Report back each line of the records that contains the string "Create".

[start]

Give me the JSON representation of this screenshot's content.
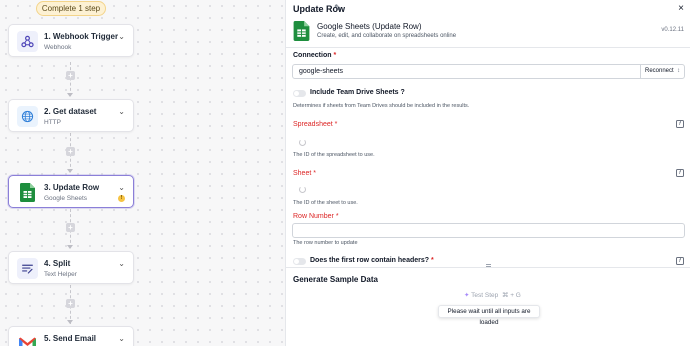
{
  "canvas": {
    "complete_pill": "Complete 1 step",
    "steps": [
      {
        "title": "1. Webhook Trigger",
        "subtitle": "Webhook",
        "icon": "webhook-icon"
      },
      {
        "title": "2. Get dataset",
        "subtitle": "HTTP",
        "icon": "globe-icon"
      },
      {
        "title": "3. Update Row",
        "subtitle": "Google Sheets",
        "icon": "google-sheets-icon",
        "selected": true,
        "warning": "!"
      },
      {
        "title": "4. Split",
        "subtitle": "Text Helper",
        "icon": "text-helper-icon"
      },
      {
        "title": "5. Send Email",
        "subtitle": "",
        "icon": "gmail-icon"
      }
    ],
    "add_symbol": "+"
  },
  "panel": {
    "title": "Update Row",
    "app_name": "Google Sheets (Update Row)",
    "app_description": "Create, edit, and collaborate on spreadsheets online",
    "version": "v0.12.11",
    "connection": {
      "label": "Connection",
      "required": "*",
      "value": "google-sheets",
      "action": "Reconnect"
    },
    "team_drive": {
      "label": "Include Team Drive Sheets ?",
      "help": "Determines if sheets from Team Drives should be included in the results."
    },
    "spreadsheet": {
      "label": "Spreadsheet",
      "required": "*",
      "help": "The ID of the spreadsheet to use."
    },
    "sheet": {
      "label": "Sheet",
      "required": "*",
      "help": "The ID of the sheet to use."
    },
    "row_number": {
      "label": "Row Number",
      "required": "*",
      "help": "The row number to update"
    },
    "headers": {
      "label": "Does the first row contain headers?",
      "required": "*"
    },
    "sample_section": "Generate Sample Data",
    "test_step": {
      "label": "Test Step",
      "shortcut": "⌘ + G"
    },
    "tooltip": "Please wait until all inputs are loaded"
  },
  "colors": {
    "accent": "#8b7fd8",
    "required": "#dc2626",
    "sheets_green": "#1e8e3e",
    "pill_bg": "#fdf1d3"
  }
}
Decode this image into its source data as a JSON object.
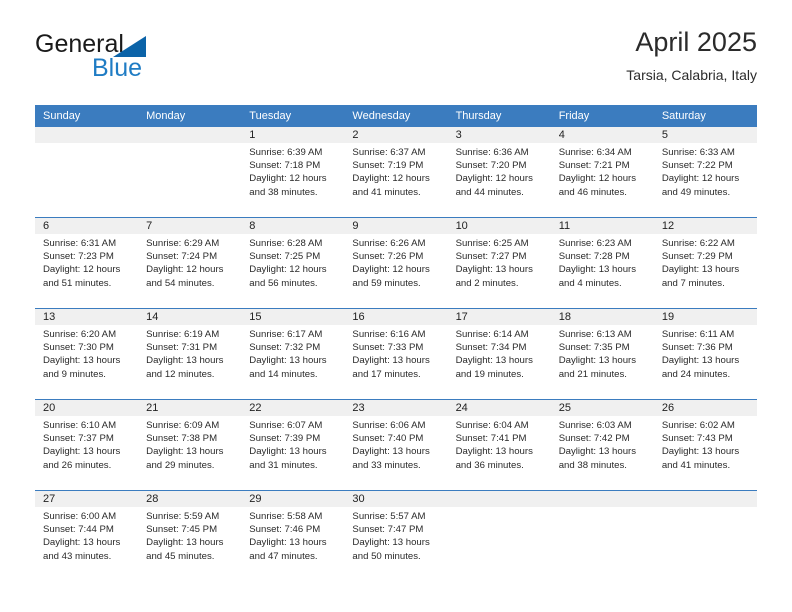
{
  "brand": {
    "name_part1": "General",
    "name_part2": "Blue",
    "logo_icon": "blue-triangle-icon",
    "accent_color": "#1f7cc4"
  },
  "header": {
    "title": "April 2025",
    "subtitle": "Tarsia, Calabria, Italy"
  },
  "theme": {
    "header_row_bg": "#3b7cbf",
    "daynum_band_bg": "#f0f0f0",
    "grid_line": "#3b7cbf",
    "text": "#2a2a2a"
  },
  "weekday_headers": [
    "Sunday",
    "Monday",
    "Tuesday",
    "Wednesday",
    "Thursday",
    "Friday",
    "Saturday"
  ],
  "weeks": [
    [
      {
        "day": "",
        "empty": true,
        "sunrise": "",
        "sunset": "",
        "daylight_line1": "",
        "daylight_line2": ""
      },
      {
        "day": "",
        "empty": true,
        "sunrise": "",
        "sunset": "",
        "daylight_line1": "",
        "daylight_line2": ""
      },
      {
        "day": "1",
        "sunrise": "Sunrise: 6:39 AM",
        "sunset": "Sunset: 7:18 PM",
        "daylight_line1": "Daylight: 12 hours",
        "daylight_line2": "and 38 minutes."
      },
      {
        "day": "2",
        "sunrise": "Sunrise: 6:37 AM",
        "sunset": "Sunset: 7:19 PM",
        "daylight_line1": "Daylight: 12 hours",
        "daylight_line2": "and 41 minutes."
      },
      {
        "day": "3",
        "sunrise": "Sunrise: 6:36 AM",
        "sunset": "Sunset: 7:20 PM",
        "daylight_line1": "Daylight: 12 hours",
        "daylight_line2": "and 44 minutes."
      },
      {
        "day": "4",
        "sunrise": "Sunrise: 6:34 AM",
        "sunset": "Sunset: 7:21 PM",
        "daylight_line1": "Daylight: 12 hours",
        "daylight_line2": "and 46 minutes."
      },
      {
        "day": "5",
        "sunrise": "Sunrise: 6:33 AM",
        "sunset": "Sunset: 7:22 PM",
        "daylight_line1": "Daylight: 12 hours",
        "daylight_line2": "and 49 minutes."
      }
    ],
    [
      {
        "day": "6",
        "sunrise": "Sunrise: 6:31 AM",
        "sunset": "Sunset: 7:23 PM",
        "daylight_line1": "Daylight: 12 hours",
        "daylight_line2": "and 51 minutes."
      },
      {
        "day": "7",
        "sunrise": "Sunrise: 6:29 AM",
        "sunset": "Sunset: 7:24 PM",
        "daylight_line1": "Daylight: 12 hours",
        "daylight_line2": "and 54 minutes."
      },
      {
        "day": "8",
        "sunrise": "Sunrise: 6:28 AM",
        "sunset": "Sunset: 7:25 PM",
        "daylight_line1": "Daylight: 12 hours",
        "daylight_line2": "and 56 minutes."
      },
      {
        "day": "9",
        "sunrise": "Sunrise: 6:26 AM",
        "sunset": "Sunset: 7:26 PM",
        "daylight_line1": "Daylight: 12 hours",
        "daylight_line2": "and 59 minutes."
      },
      {
        "day": "10",
        "sunrise": "Sunrise: 6:25 AM",
        "sunset": "Sunset: 7:27 PM",
        "daylight_line1": "Daylight: 13 hours",
        "daylight_line2": "and 2 minutes."
      },
      {
        "day": "11",
        "sunrise": "Sunrise: 6:23 AM",
        "sunset": "Sunset: 7:28 PM",
        "daylight_line1": "Daylight: 13 hours",
        "daylight_line2": "and 4 minutes."
      },
      {
        "day": "12",
        "sunrise": "Sunrise: 6:22 AM",
        "sunset": "Sunset: 7:29 PM",
        "daylight_line1": "Daylight: 13 hours",
        "daylight_line2": "and 7 minutes."
      }
    ],
    [
      {
        "day": "13",
        "sunrise": "Sunrise: 6:20 AM",
        "sunset": "Sunset: 7:30 PM",
        "daylight_line1": "Daylight: 13 hours",
        "daylight_line2": "and 9 minutes."
      },
      {
        "day": "14",
        "sunrise": "Sunrise: 6:19 AM",
        "sunset": "Sunset: 7:31 PM",
        "daylight_line1": "Daylight: 13 hours",
        "daylight_line2": "and 12 minutes."
      },
      {
        "day": "15",
        "sunrise": "Sunrise: 6:17 AM",
        "sunset": "Sunset: 7:32 PM",
        "daylight_line1": "Daylight: 13 hours",
        "daylight_line2": "and 14 minutes."
      },
      {
        "day": "16",
        "sunrise": "Sunrise: 6:16 AM",
        "sunset": "Sunset: 7:33 PM",
        "daylight_line1": "Daylight: 13 hours",
        "daylight_line2": "and 17 minutes."
      },
      {
        "day": "17",
        "sunrise": "Sunrise: 6:14 AM",
        "sunset": "Sunset: 7:34 PM",
        "daylight_line1": "Daylight: 13 hours",
        "daylight_line2": "and 19 minutes."
      },
      {
        "day": "18",
        "sunrise": "Sunrise: 6:13 AM",
        "sunset": "Sunset: 7:35 PM",
        "daylight_line1": "Daylight: 13 hours",
        "daylight_line2": "and 21 minutes."
      },
      {
        "day": "19",
        "sunrise": "Sunrise: 6:11 AM",
        "sunset": "Sunset: 7:36 PM",
        "daylight_line1": "Daylight: 13 hours",
        "daylight_line2": "and 24 minutes."
      }
    ],
    [
      {
        "day": "20",
        "sunrise": "Sunrise: 6:10 AM",
        "sunset": "Sunset: 7:37 PM",
        "daylight_line1": "Daylight: 13 hours",
        "daylight_line2": "and 26 minutes."
      },
      {
        "day": "21",
        "sunrise": "Sunrise: 6:09 AM",
        "sunset": "Sunset: 7:38 PM",
        "daylight_line1": "Daylight: 13 hours",
        "daylight_line2": "and 29 minutes."
      },
      {
        "day": "22",
        "sunrise": "Sunrise: 6:07 AM",
        "sunset": "Sunset: 7:39 PM",
        "daylight_line1": "Daylight: 13 hours",
        "daylight_line2": "and 31 minutes."
      },
      {
        "day": "23",
        "sunrise": "Sunrise: 6:06 AM",
        "sunset": "Sunset: 7:40 PM",
        "daylight_line1": "Daylight: 13 hours",
        "daylight_line2": "and 33 minutes."
      },
      {
        "day": "24",
        "sunrise": "Sunrise: 6:04 AM",
        "sunset": "Sunset: 7:41 PM",
        "daylight_line1": "Daylight: 13 hours",
        "daylight_line2": "and 36 minutes."
      },
      {
        "day": "25",
        "sunrise": "Sunrise: 6:03 AM",
        "sunset": "Sunset: 7:42 PM",
        "daylight_line1": "Daylight: 13 hours",
        "daylight_line2": "and 38 minutes."
      },
      {
        "day": "26",
        "sunrise": "Sunrise: 6:02 AM",
        "sunset": "Sunset: 7:43 PM",
        "daylight_line1": "Daylight: 13 hours",
        "daylight_line2": "and 41 minutes."
      }
    ],
    [
      {
        "day": "27",
        "sunrise": "Sunrise: 6:00 AM",
        "sunset": "Sunset: 7:44 PM",
        "daylight_line1": "Daylight: 13 hours",
        "daylight_line2": "and 43 minutes."
      },
      {
        "day": "28",
        "sunrise": "Sunrise: 5:59 AM",
        "sunset": "Sunset: 7:45 PM",
        "daylight_line1": "Daylight: 13 hours",
        "daylight_line2": "and 45 minutes."
      },
      {
        "day": "29",
        "sunrise": "Sunrise: 5:58 AM",
        "sunset": "Sunset: 7:46 PM",
        "daylight_line1": "Daylight: 13 hours",
        "daylight_line2": "and 47 minutes."
      },
      {
        "day": "30",
        "sunrise": "Sunrise: 5:57 AM",
        "sunset": "Sunset: 7:47 PM",
        "daylight_line1": "Daylight: 13 hours",
        "daylight_line2": "and 50 minutes."
      },
      {
        "day": "",
        "empty": true,
        "sunrise": "",
        "sunset": "",
        "daylight_line1": "",
        "daylight_line2": ""
      },
      {
        "day": "",
        "empty": true,
        "sunrise": "",
        "sunset": "",
        "daylight_line1": "",
        "daylight_line2": ""
      },
      {
        "day": "",
        "empty": true,
        "sunrise": "",
        "sunset": "",
        "daylight_line1": "",
        "daylight_line2": ""
      }
    ]
  ]
}
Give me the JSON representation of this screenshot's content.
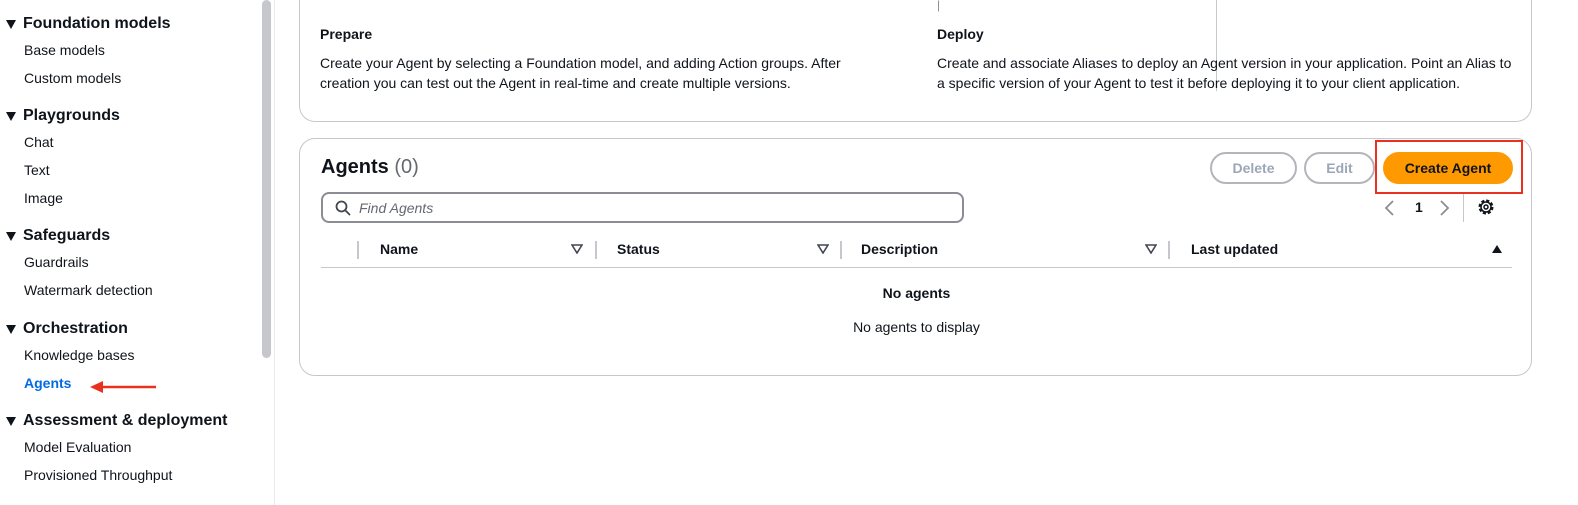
{
  "sidebar": {
    "sections": [
      {
        "header": "Foundation models",
        "items": [
          "Base models",
          "Custom models"
        ]
      },
      {
        "header": "Playgrounds",
        "items": [
          "Chat",
          "Text",
          "Image"
        ]
      },
      {
        "header": "Safeguards",
        "items": [
          "Guardrails",
          "Watermark detection"
        ]
      },
      {
        "header": "Orchestration",
        "items": [
          "Knowledge bases",
          "Agents"
        ]
      },
      {
        "header": "Assessment & deployment",
        "items": [
          "Model Evaluation",
          "Provisioned Throughput"
        ]
      }
    ],
    "active_item": "Agents"
  },
  "overview": {
    "prepare": {
      "title": "Prepare",
      "text": "Create your Agent by selecting a Foundation model, and adding Action groups. After creation you can test out the Agent in real-time and create multiple versions."
    },
    "deploy": {
      "title": "Deploy",
      "text": "Create and associate Aliases to deploy an Agent version in your application. Point an Alias to a specific version of your Agent to test it before deploying it to your client application."
    }
  },
  "agents": {
    "title": "Agents",
    "count": "(0)",
    "buttons": {
      "delete": "Delete",
      "edit": "Edit",
      "create": "Create Agent"
    },
    "search_placeholder": "Find Agents",
    "pagination": {
      "current_page": "1"
    },
    "columns": [
      "Name",
      "Status",
      "Description",
      "Last updated"
    ],
    "empty": {
      "title": "No agents",
      "subtitle": "No agents to display"
    }
  },
  "colors": {
    "accent": "#006ce0",
    "primary_button": "#ff9900",
    "annotation_red": "#e8321f"
  }
}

[end]

• [Correct output]:
    "app_description": "Create, edit, and collaborate on spreadsheets online",
      "text": "Create your Agent by selecting a Foundation model, and adding Action groups. After creation you can test out the Agent in real-time and create multiple versions."
      "text": "Create and associate Aliases to deploy an Agent version in your application. Point an Alias to a specific version of your Agent to test it before deploying it to your client application."
      "create": "Create Agent"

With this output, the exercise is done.